Stored data entries:
Start

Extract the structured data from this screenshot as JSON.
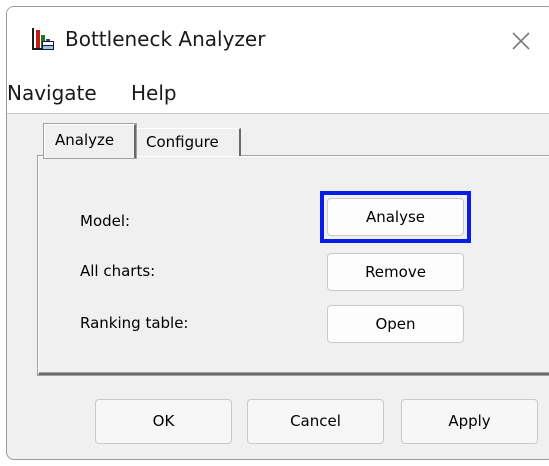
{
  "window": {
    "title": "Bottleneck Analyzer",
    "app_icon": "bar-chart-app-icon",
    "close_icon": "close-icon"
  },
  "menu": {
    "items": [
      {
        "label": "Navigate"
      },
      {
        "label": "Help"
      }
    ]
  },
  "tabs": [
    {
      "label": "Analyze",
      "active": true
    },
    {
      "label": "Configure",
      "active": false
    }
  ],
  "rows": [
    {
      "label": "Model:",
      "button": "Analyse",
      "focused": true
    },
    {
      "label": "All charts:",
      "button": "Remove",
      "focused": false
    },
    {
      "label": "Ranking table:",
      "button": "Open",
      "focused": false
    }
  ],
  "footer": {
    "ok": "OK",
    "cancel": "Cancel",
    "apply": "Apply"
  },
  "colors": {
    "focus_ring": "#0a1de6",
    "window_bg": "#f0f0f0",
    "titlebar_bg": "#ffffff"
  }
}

End

_Task brief_.
List all lines holding the string "label".

_Answer in full_.
        "label": "Navigate"
        "label": "Help"
      "label": "Analyze",
      "label": "Configure",
      "label": "Model:",
      "label": "All charts:",
      "label": "Ranking table:",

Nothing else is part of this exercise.